(Seçilmiş Bölüm):
------------------------------------

Amaçlarına ulaşanlar ve yeni kuşaklar

Varlık Sebebimiz ve Siyasi Amacımız”başlıklı bir yazıda geçmişten bu yana taşıdığım bir hissiyatı ortaya koymuştum. Bugün de bu hissiyatı yeniden dile getirmek istiyorum. Çünkü Pazar günü yapılacak Cumhurbaşkanlığı seçiminde Erdoğan’ın halkın seçtiği ilk cumhurbaşkanı olması şahsen benim için önemli bir siyasi amacın gerçekleşmesini ifade ediyor. İttihat Terakki’den bu yana iki ana damar arasında yaşanan çetin mücadelede milletin değerlerine yaslanan değişim bloğu açısından bu durum bir ‘siyasi zafer’e işaret ediyor. Erdoğan’ın Cumhurbaşkanı seçilmesi ve yeni Türkiye’nin inşasında bir dönemecin geçilmesi tarihi önemdedir.

Daha önceki yazımda şunları söylemiştim: “Şahsen ben, 2000’li yılların Türkiyesi’nde bazı sorun kümelerini daha çok önemsiyor, bunların çözülmesini ‘siyasi varlık sebebi’ görüyordum. O zamanlar çözümü çok kolay görünmeyen şu meselelerin aşılmasını adeta ‘hayatımızın ve mücadelemizin amacı’ gibi algılıyordum: 1. ‘İmam-Hatip, meslek lisesi, katsayı ve Kur’an Kursu’ etrafında dönen sorun kümesi. 2. Terör ve Kürt meselesi olarak tanımlanabilecek sorun yumağı. 3. Üniversitede, kamuda ve Meclis’te yaşanan başörtüsü sorunu. 4. Milli iradeyi ve demokrasiyi örseleyen askeri vesayet ve bürokratik oligarşi sorunu. 5. Her alanda (ekonomi, gelir dağılımı vs) yaşanan adaletsizlikler ve hukuksuzluklar.” 1990’lı yıllarda biraz da ütopik hedefler ve hayal gibi görünen bu meselelerin çözüm yoluna girmesi bizim kuşağımız için bir yükümlülüğün ifası olarak görülebilir. 80’li yıllardan beri çekilen çileler, yaşanan acılar, ödenen bedeller bir nebze de olsa bugün karşılığını bulmuş durumda. Bu süreçlerin parçası olmak ve yaşarken neticeyi görmek Yüce Allah’a şükretmek için yeterlidir. Biz de belki hala genç sınıfında sayılabiliriz ama yeni kuşağın bugün maruz kaldığımız yeni sorunlara yönelik yeni amaç ve hedefler belirlemesi önem taşıyor. AK Parti 2023, 53 ve 71 hedeflerine doğru aynı ruhla ama genç kuşaklarla yol almayı sürdürecektir.

------------------------------------

(Veri Kümesi):
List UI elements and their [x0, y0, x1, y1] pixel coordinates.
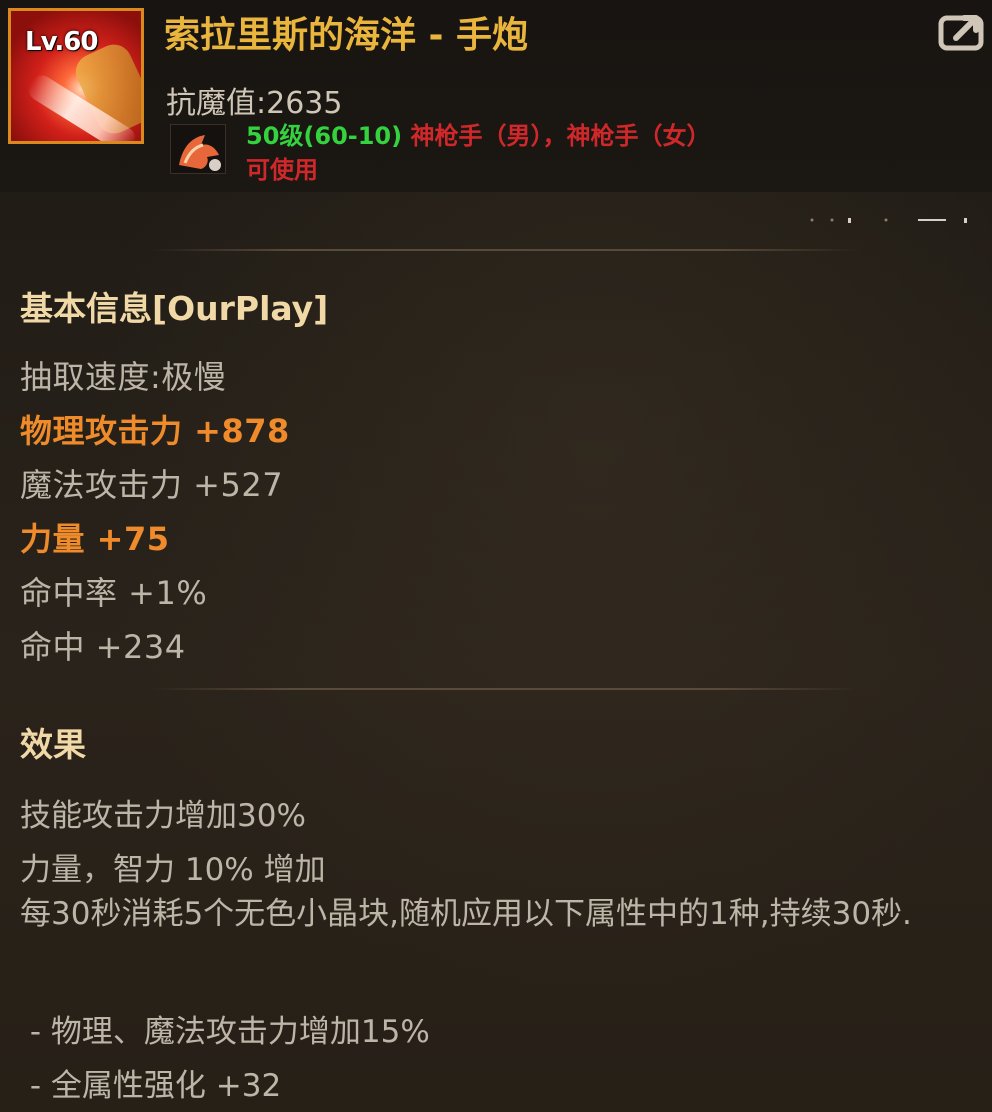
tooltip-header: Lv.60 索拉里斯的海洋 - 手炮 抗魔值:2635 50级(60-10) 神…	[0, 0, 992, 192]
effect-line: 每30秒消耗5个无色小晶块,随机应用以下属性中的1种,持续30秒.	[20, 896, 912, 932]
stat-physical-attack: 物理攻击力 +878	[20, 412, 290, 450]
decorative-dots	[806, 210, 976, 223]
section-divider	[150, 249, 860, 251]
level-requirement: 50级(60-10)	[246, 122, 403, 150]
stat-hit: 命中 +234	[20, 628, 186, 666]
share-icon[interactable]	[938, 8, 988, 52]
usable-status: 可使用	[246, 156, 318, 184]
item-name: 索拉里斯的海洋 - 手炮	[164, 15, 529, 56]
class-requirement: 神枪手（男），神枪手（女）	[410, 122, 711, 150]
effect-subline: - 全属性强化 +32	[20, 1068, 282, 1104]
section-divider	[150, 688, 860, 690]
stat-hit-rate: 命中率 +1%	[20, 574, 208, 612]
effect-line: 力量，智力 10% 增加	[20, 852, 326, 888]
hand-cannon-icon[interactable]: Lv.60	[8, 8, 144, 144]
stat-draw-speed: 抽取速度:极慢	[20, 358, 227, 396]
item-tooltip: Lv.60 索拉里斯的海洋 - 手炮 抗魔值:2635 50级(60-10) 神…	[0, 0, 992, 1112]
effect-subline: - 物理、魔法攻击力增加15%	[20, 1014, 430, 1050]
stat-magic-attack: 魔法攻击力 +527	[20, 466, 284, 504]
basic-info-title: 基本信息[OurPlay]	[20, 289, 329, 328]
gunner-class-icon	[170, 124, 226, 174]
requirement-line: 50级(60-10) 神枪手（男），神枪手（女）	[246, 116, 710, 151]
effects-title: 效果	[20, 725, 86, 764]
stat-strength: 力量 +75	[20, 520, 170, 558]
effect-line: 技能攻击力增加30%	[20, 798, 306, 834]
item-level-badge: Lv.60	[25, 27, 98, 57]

------------------------------------

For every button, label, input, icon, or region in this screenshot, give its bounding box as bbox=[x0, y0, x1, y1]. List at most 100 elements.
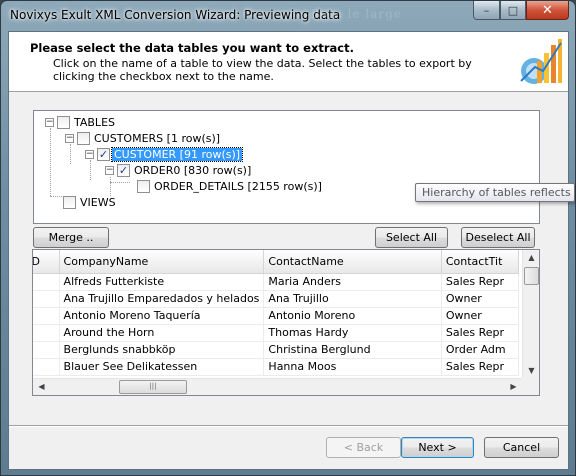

------------------------------------

(Yapılacak İş): Siyasi amaçlar ve yeni kuşaklar üzerine olan seçilmiş bölümü, son cümlesinden sonra gelecek kısmı yazarak devam ettirin. Bu veriler başka bir kaynaktan alınmıştır.

(Görev Yanıtı):
Ermeni olmak

Başbakan Erdoğan’ın Alevi, Kürt veya Ermeni atfı içeren söylemlerini ajite etmek, varolan gerçekliği yansıtmadığı gibi Türkiye’nin sosyal dokusuna ve bütünlüğüne de fayda sağlamaz. Daha önce de vurguladığım gibi Başbakan, ayrımcı bir dille insanları deşifre edip kötülemeye veya gözden düşürmeye yönelik bir amaçla bu kavramları kullanmamıştır. Alevilerin desteğini alıp Alevilik sorununu konuşmaktan kaçınan veya siyasi hayatı Kürtlük vurgusuyla geçip içinde Kürt geçmeyen konuşmalar yapan kişilere bu kimliklerin hatırlatılması siyaset yaptıkları kesimlere dönük bir sorgulamadan ibarettir.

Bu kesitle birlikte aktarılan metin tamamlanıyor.